■ ARTICLE ■
— Begin —
Training is divided into 3 phases: first the visual feature extractor is pre-trained on LRW and fine-tuned on LRS2. Then, the hybrid CTC/Attention model is trained with the extracted visual and audio features. The ESPnet toolkit [24] is used for training the hybrid CTC/attention architecture. Finally, an external language model is trained using 2 text corpora.

5.1 Pre-training of Visual Feature Extractor

The ResNet is first pretrained on LRW for isolated word recognition. A 2-layer BLSTM is added on top of the ResNet and the model is trained end-to-end (using a softmax output layer) as described in [14]. The Adam training algorithm [27]

is used for end-to-end training with a mini-batch size of 36 sequences and an initial learning rate of 0.0003. Early stopping with a delay of 5 epochs is also used. Data augmentation is also performed on the video sequences of mouth ROIs. This is done by applying random cropping and horizontal flips with probability 50% to all frames of a given clip.

The model is then further fine-tuned on the pretrain set LRS2. The pretrain set is useful for this purpose, not merely due to its large number of utterances, but also due to its more detailed annotation files, containing information about the (estimated) time each word begins and ends. Word boundaries permit us to excerpt fixed-duration video segments containing specific words and essentially mimic the LRW set-up. To this end, we select the 2000 most frequently appearing words containing at least 4 phonemes and we extract frame sequences of 1.5sec duration, having the target word in the center.

5.2 Hybrid CTC/Attention

The hybrid CTC/Attention model is trained for 20 epochs using Adadelta with a mini-batch size of 10. Data augmentation is applied to the raw audio sequences before computing the mel and pitch features. During training babble noise at different SNR levels (0 dB, 5 dB and 10 dB) from the NOISEX database [28]

might be added to the original audio clip. The selection of one of the noise levels or the use of the clean audio is done using a uniform distribution.

We also used label smoothing during training for the audio and visual models. There was no improvement on the validation set in case of audio-visual models so label smoothing was not applied in this case.

5.3 Language Model

The language model is trained by combining two different text corpora. The first one contains the transcriptions of the LibriSpeech corpus which contains 9.4 million words. The second one contains the transcriptions of the LRS2 pre-train set which contains more than 2 million words.

5.4 Parameters

The default parameters of the ESPnet toolkit [24] have been used. The only exception is the CTC weight and from eq. 1 and 2, respectively, which are optimised on the validation set. The optimal values for and are 0.2 and 0.1, respectively. The late fusion weight from eq. 5 is also optimised on the validation set and the optimal value found is 0.85. The language model weight is set to 0.4 for the audio and audio-visual models and 0.1 for the visual models. Finally, the width of beam search is set to 20.

6 Results

Stream CER WER
A 4.4 8.3
A [29]* - 9.7
A [30] 14.3 29.9
V 42.1 63.5
V [15] 222Video-only results from [15] are reported on - 70.4
V [29]* - 50.0
A + V (Late Fusion) 4.7 8.5
A + V (Early Fusion) 3.6 7.0
A + V [29]* - 8.2
A + V [30] 14.1 30.5
Table 2: Character error rate (CER) and Word Error Rate (WER) of the Audio-only (A), Video-only (V) and Audio-Visual models (A + V) on the LRS2 database. * The model in [29] is first pre-trained on a non-publicly available dataset.
— End —
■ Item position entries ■
— Begin —
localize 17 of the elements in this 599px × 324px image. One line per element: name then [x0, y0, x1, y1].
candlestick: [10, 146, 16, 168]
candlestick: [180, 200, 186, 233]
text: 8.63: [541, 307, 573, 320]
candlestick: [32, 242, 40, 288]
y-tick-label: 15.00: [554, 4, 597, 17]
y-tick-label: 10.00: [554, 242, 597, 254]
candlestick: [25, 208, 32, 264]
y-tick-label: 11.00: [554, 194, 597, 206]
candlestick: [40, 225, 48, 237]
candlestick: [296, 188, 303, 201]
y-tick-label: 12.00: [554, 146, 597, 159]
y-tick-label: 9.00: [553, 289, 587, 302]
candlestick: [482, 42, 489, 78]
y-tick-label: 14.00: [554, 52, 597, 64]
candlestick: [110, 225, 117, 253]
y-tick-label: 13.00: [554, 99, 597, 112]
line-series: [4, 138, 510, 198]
— End —
— Begin —
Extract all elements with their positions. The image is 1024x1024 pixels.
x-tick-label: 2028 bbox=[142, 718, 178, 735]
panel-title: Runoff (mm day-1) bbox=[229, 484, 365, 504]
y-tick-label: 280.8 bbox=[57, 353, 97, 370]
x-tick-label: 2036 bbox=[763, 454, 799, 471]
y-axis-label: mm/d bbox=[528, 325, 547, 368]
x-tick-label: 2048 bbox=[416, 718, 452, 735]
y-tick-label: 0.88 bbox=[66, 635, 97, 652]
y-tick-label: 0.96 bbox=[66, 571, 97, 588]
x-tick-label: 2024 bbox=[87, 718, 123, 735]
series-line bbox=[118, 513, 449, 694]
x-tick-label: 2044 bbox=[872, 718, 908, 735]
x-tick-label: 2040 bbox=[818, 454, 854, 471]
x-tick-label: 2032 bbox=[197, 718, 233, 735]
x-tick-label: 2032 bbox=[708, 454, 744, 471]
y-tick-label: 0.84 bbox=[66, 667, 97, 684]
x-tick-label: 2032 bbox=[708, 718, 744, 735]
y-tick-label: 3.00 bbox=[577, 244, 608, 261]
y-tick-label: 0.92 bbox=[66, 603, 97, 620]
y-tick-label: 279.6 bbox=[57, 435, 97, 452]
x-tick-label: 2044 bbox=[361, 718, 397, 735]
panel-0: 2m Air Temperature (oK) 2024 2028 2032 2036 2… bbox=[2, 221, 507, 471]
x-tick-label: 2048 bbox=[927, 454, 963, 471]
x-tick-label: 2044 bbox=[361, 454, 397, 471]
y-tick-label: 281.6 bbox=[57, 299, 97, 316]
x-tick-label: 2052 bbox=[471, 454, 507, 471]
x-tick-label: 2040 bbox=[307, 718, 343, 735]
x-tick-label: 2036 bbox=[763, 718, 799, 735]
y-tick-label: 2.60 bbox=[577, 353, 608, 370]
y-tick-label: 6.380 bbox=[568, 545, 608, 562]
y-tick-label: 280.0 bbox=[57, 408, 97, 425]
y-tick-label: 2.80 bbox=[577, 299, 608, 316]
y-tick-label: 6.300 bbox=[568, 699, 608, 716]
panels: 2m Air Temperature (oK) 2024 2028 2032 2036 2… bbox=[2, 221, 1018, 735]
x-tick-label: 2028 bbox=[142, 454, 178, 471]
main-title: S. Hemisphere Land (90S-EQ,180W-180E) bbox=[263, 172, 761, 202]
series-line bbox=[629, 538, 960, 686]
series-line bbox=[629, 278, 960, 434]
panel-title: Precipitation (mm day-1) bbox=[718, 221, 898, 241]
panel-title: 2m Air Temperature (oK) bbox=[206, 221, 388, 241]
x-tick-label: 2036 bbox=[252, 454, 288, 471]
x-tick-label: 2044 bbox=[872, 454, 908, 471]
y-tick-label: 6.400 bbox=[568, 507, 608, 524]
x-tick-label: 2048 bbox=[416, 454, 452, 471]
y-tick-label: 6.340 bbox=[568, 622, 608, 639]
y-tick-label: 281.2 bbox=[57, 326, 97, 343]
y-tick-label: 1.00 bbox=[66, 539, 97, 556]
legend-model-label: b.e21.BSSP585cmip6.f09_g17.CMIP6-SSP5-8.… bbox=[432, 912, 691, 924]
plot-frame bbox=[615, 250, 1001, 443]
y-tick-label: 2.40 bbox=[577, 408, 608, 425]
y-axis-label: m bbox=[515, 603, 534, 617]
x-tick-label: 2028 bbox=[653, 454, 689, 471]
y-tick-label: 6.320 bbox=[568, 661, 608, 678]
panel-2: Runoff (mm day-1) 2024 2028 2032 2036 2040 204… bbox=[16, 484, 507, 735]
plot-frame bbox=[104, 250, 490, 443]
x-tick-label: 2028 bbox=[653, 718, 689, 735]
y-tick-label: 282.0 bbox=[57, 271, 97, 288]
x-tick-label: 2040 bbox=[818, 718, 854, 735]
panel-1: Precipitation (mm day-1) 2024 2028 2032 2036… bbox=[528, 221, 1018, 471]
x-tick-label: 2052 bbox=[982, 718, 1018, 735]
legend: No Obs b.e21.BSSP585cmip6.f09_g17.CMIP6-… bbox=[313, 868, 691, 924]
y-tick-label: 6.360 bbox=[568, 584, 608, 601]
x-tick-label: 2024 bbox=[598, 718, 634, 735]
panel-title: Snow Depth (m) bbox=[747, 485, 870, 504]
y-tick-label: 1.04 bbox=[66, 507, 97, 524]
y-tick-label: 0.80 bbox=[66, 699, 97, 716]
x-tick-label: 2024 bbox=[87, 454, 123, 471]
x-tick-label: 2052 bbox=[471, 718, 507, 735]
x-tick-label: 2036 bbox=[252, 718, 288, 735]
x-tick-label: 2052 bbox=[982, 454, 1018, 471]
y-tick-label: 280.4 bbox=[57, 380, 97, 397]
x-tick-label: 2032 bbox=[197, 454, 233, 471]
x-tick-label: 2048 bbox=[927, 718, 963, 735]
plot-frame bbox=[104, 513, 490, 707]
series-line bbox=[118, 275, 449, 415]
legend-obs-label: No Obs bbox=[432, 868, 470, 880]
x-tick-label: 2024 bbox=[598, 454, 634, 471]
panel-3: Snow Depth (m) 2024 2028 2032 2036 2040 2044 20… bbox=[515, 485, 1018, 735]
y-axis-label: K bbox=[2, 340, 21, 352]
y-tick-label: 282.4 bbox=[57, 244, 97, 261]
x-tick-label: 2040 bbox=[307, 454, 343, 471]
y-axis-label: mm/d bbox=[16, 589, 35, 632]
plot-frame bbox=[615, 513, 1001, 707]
— End —
■ REQUIRED WORK ■
- A) Decide whether each statement agrees with the model-training passage: (i) The hybrid CTC/Attention model is trained for 20 epochs using Adam. (ii) The width of beam search is set to 20. (iii) Label smoothing was applied to the audio-visual models. For each, answer yes or no and quote the deciding words.
- B) Set down, unchanged, the listing lines between the line holding "localize 17 of" and the line holding "y-tick-label: 15.00: [554, 4, 597, 17]", inclusive.
The model-training passage and the listing have no connection to each other.

■ TASK RESPONSES ■
- A)
(i) No: "The hybrid CTC/Attention model is trained for 20 epochs using Adadelta with a mini-batch size of 10."
(ii) Yes: "Finally, the width of beam search is set to 20."
(iii) No: "There was no improvement on the validation set in case of audio-visual models so label smoothing was not applied in this case."

- B)
localize 17 of the elements in this 599px × 324px image. One line per element: name then [x0, y0, x1, y1].
candlestick: [10, 146, 16, 168]
candlestick: [180, 200, 186, 233]
text: 8.63: [541, 307, 573, 320]
candlestick: [32, 242, 40, 288]
y-tick-label: 15.00: [554, 4, 597, 17]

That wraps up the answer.